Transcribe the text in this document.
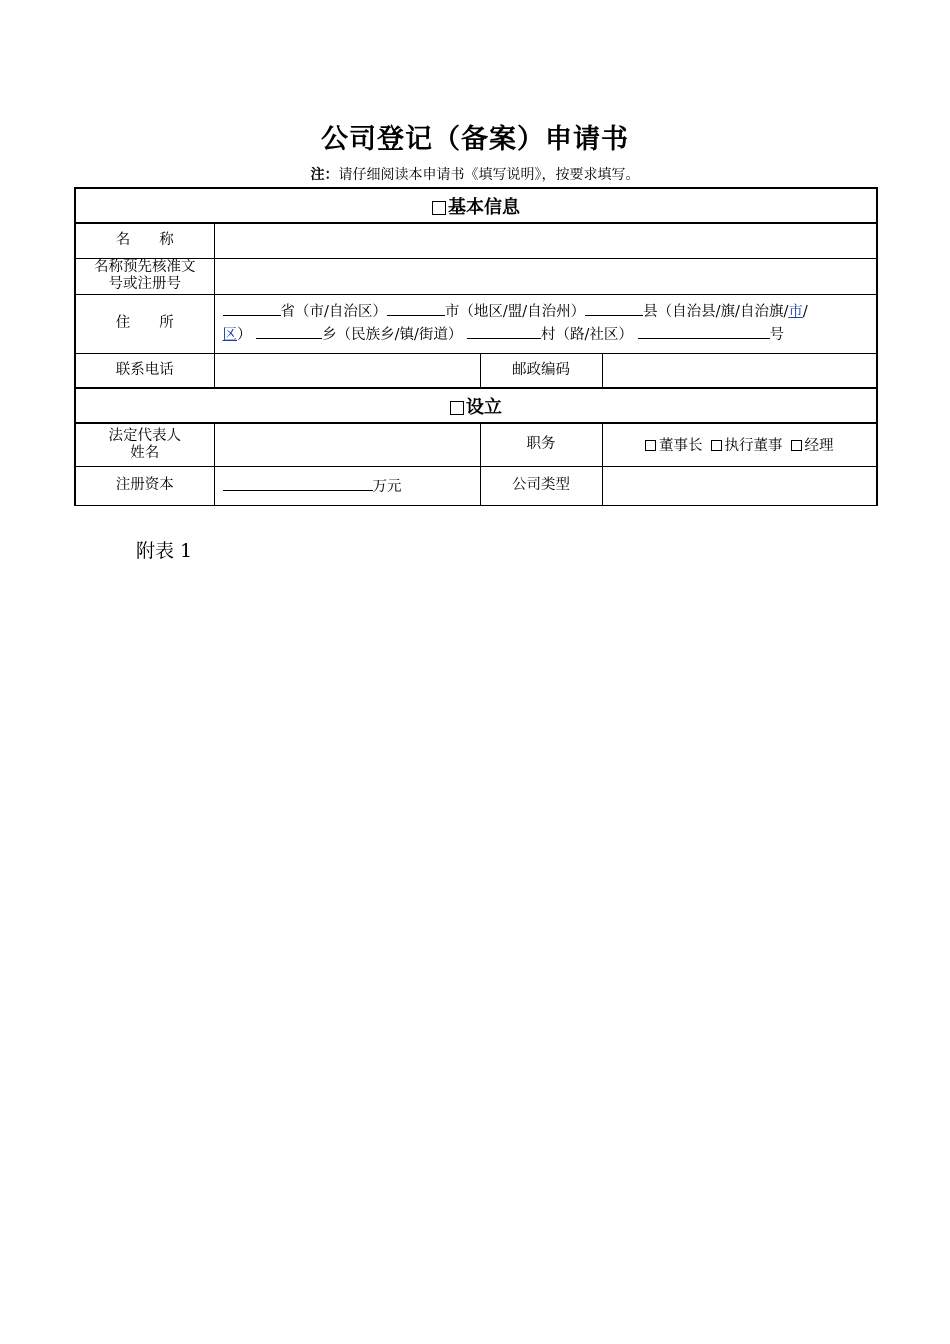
公司登记（备案）申请书
注：请仔细阅读本申请书《填写说明》，按要求填写。
基本信息			
名　　称			

名称预先核准文
号或注册号			

住　　所	省（市/自治区） 市（地区/盟/自治州） 县（自治县/旗/自治旗/市/
区） 乡（民族乡/镇/街道） 村（路/社区） 号		
联系电话		邮政编码	
设立			

法定代表人
姓名		职务	董事长 执行董事 经理
注册资本	万元	公司类型	
附表 1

* * *

PROBLEM TO SOLVE:
Reproduce the whole listing above word for word, but not its pictures.

FINISHED TASK:
Transcribe the text in this document.
公司登记（备案）申请书
注：请仔细阅读本申请书《填写说明》，按要求填写。
基本信息			
名　　称			

名称预先核准文
号或注册号			

住　　所	省（市/自治区） 市（地区/盟/自治州） 县（自治县/旗/自治旗/市/
区） 乡（民族乡/镇/街道） 村（路/社区） 号		
联系电话		邮政编码	
设立			

法定代表人
姓名		职务	董事长 执行董事 经理
注册资本	万元	公司类型	
附表 1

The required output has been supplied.